---------- DATASET ROWS ----------

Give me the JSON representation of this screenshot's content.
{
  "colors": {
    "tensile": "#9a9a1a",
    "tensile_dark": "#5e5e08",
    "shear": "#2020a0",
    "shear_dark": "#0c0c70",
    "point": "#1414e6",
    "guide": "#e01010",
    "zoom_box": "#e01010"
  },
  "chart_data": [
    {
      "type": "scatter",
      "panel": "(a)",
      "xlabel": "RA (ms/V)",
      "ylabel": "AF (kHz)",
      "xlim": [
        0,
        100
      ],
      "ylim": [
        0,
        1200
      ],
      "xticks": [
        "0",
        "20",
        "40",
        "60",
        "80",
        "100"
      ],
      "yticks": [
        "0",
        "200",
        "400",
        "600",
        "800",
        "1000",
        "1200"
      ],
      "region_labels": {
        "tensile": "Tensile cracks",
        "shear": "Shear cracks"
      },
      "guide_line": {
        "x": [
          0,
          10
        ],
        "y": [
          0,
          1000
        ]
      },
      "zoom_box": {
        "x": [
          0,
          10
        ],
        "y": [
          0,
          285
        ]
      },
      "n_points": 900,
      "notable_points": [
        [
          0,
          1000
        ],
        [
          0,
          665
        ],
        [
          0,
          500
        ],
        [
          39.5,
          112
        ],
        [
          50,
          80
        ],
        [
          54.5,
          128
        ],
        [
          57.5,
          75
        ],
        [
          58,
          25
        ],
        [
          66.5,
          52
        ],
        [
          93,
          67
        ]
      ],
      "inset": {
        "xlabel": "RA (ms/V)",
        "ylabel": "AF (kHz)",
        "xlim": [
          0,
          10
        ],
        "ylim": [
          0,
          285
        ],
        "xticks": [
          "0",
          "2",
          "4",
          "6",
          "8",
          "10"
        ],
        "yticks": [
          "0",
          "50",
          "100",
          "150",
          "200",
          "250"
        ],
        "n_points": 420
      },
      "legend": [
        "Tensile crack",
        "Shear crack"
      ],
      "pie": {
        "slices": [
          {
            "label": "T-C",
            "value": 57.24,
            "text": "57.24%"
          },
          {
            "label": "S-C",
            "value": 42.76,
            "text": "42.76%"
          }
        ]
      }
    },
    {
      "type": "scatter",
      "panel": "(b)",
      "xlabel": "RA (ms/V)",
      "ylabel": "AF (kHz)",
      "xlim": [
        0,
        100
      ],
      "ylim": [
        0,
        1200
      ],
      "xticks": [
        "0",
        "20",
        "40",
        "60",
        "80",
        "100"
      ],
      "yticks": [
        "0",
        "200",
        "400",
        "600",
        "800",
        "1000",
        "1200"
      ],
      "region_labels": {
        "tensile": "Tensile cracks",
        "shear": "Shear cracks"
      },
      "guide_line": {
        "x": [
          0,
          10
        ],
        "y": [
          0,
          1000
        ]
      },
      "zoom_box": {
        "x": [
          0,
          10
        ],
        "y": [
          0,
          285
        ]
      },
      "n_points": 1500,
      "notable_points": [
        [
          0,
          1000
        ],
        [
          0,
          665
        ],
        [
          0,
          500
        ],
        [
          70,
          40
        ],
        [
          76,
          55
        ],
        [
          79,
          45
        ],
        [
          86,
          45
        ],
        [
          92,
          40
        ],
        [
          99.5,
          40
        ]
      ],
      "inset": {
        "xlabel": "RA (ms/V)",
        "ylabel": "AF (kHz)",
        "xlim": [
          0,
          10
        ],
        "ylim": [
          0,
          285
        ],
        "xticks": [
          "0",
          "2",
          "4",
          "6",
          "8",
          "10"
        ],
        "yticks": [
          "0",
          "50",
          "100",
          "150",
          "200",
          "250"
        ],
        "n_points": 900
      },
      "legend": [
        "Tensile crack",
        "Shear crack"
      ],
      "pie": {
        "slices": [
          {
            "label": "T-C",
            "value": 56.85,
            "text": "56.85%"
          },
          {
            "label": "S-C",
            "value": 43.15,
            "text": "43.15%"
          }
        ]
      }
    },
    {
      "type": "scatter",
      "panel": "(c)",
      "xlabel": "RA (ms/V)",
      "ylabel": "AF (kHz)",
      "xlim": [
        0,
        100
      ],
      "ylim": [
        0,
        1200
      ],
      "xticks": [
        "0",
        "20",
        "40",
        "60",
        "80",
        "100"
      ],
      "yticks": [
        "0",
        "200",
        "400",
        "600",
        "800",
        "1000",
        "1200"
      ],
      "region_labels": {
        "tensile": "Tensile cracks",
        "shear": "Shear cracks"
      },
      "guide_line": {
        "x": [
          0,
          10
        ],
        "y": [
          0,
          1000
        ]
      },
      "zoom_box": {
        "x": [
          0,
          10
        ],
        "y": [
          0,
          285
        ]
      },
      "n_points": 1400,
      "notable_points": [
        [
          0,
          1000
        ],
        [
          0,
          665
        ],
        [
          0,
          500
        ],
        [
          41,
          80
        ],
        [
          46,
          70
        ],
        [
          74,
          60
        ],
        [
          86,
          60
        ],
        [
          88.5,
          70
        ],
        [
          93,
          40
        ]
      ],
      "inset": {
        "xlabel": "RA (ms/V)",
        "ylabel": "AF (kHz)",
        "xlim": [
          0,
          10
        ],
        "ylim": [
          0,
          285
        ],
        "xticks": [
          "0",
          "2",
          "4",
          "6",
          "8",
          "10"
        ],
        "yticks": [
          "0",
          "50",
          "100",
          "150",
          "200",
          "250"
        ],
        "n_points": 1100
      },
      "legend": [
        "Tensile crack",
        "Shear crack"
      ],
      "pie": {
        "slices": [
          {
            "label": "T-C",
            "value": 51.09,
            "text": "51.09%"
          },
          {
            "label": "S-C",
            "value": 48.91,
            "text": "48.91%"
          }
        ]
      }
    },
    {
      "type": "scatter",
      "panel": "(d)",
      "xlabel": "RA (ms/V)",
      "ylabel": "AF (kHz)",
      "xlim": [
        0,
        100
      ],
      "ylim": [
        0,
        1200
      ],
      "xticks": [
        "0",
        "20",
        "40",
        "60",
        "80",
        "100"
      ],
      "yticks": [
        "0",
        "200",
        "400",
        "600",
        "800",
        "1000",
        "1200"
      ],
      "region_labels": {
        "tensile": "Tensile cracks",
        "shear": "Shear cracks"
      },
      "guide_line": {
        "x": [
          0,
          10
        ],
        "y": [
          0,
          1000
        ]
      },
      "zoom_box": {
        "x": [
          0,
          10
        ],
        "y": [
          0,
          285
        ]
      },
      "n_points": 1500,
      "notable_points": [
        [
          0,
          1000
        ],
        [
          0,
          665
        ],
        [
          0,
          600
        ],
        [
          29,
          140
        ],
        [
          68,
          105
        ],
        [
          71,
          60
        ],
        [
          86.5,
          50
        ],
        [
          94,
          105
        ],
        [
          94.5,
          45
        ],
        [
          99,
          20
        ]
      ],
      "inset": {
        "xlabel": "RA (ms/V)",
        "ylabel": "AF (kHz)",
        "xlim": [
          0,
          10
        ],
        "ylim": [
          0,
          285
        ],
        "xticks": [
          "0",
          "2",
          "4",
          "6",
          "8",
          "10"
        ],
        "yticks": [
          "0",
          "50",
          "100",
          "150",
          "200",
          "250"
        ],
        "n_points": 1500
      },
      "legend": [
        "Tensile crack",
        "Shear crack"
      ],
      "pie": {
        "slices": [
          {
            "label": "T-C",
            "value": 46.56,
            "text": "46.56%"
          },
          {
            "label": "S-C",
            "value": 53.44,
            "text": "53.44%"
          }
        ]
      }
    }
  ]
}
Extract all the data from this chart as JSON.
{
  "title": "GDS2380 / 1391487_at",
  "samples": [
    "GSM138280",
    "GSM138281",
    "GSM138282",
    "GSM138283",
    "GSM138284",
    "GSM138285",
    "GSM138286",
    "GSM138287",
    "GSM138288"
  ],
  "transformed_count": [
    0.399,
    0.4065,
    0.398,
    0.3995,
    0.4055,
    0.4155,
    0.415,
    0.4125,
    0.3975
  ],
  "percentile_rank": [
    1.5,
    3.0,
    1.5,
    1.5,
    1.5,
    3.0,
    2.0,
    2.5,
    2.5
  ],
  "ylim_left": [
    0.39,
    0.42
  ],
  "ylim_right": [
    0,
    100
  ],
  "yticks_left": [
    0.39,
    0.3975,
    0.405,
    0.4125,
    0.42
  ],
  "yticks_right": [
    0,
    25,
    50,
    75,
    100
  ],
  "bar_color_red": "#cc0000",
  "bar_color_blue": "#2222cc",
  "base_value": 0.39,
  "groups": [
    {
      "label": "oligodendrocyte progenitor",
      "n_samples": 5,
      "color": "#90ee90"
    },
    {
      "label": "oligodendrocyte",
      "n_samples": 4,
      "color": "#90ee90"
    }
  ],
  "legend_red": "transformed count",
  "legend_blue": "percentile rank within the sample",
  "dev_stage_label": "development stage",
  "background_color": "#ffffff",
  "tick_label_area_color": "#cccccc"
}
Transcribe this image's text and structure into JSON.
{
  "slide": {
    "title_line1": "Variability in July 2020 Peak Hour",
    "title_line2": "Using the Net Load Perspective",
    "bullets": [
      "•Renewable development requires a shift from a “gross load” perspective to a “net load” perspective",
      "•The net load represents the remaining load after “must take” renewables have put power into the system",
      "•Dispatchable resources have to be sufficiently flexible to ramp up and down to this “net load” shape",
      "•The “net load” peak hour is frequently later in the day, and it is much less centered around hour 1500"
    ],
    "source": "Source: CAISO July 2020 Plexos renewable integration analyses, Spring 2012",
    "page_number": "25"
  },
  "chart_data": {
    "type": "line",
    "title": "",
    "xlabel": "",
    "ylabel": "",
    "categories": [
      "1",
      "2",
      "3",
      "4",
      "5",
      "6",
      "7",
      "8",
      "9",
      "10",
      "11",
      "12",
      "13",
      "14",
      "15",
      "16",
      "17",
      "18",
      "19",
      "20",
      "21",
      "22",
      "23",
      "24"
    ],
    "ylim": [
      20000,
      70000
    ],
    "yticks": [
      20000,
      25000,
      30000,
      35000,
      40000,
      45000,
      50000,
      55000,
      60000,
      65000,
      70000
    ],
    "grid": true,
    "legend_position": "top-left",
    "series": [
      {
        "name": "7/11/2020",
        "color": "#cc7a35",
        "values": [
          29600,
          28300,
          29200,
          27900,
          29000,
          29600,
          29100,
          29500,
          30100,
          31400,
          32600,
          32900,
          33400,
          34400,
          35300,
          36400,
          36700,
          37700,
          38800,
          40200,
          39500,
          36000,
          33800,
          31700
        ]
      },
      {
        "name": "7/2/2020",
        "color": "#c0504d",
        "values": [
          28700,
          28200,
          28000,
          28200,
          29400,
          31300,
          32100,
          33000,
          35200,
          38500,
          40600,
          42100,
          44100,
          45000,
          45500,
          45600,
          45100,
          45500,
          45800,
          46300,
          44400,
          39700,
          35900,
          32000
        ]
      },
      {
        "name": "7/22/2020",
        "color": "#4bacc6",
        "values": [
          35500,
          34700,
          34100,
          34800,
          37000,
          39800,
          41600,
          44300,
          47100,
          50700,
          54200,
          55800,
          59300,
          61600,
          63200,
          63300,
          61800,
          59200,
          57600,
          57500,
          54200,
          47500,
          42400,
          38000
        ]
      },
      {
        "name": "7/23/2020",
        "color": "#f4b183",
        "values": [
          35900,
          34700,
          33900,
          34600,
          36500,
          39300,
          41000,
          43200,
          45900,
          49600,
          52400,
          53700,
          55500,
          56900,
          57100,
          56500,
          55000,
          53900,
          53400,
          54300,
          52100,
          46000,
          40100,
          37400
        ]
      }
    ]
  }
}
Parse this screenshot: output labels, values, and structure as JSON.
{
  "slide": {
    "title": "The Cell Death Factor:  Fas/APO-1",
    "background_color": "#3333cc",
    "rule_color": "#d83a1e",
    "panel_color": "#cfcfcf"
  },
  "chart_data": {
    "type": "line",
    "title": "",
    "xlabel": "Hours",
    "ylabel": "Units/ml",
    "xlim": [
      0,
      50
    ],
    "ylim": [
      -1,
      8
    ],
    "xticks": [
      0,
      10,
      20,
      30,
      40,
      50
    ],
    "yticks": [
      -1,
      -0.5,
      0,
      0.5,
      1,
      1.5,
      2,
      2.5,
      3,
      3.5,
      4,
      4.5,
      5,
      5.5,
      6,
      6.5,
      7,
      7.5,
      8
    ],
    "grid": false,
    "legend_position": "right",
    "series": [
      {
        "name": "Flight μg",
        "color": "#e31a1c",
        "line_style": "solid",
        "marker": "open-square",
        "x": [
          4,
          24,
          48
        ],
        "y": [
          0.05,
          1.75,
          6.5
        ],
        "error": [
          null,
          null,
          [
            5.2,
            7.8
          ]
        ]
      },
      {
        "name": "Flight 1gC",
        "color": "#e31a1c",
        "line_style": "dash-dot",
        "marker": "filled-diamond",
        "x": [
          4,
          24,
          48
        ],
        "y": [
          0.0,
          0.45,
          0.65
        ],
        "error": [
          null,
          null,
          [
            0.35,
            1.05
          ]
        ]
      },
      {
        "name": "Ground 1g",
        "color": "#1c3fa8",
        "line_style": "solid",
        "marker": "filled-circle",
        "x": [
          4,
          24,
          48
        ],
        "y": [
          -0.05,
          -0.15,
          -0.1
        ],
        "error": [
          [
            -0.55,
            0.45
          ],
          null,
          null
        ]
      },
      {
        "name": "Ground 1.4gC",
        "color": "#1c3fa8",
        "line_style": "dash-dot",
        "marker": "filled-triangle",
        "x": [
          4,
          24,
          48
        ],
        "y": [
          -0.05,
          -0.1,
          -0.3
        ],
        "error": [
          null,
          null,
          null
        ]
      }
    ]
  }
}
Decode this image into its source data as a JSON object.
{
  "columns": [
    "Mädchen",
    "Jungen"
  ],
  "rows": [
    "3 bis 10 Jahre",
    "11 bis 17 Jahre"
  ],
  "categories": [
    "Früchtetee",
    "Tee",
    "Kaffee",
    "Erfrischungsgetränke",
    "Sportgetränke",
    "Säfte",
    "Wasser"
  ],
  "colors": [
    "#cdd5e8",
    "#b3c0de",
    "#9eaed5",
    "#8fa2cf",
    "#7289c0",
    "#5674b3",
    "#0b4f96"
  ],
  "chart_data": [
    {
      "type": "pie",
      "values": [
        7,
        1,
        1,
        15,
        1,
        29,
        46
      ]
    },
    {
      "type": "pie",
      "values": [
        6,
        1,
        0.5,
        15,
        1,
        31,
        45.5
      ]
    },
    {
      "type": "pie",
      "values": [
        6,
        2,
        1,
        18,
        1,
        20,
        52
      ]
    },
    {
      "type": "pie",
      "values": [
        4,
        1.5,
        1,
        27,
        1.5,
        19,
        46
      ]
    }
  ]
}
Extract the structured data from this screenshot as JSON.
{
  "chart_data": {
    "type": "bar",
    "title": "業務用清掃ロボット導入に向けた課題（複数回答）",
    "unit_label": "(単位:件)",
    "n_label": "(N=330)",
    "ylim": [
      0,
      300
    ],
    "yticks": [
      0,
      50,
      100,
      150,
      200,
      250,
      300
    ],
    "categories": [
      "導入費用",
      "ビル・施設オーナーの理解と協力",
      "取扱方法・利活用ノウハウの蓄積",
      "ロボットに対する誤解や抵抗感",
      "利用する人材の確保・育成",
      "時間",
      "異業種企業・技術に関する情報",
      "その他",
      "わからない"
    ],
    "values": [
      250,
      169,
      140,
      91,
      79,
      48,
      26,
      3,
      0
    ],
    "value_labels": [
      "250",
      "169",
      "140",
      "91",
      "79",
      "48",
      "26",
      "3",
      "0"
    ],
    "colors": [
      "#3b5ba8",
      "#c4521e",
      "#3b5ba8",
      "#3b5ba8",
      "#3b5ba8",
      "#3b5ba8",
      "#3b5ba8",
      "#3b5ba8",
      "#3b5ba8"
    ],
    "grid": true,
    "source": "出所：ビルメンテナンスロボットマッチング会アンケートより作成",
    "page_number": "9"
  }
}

----------

-- PROBLEM REQUIREMENTS --
Go through the material line by line. Show each line that contains the string "development".

-- RESULT OF THIS EXERCISE --
  "dev_stage_label": "development stage",
      "•Renewable development requires a shift from a “gross load” perspective to a “net load” perspective",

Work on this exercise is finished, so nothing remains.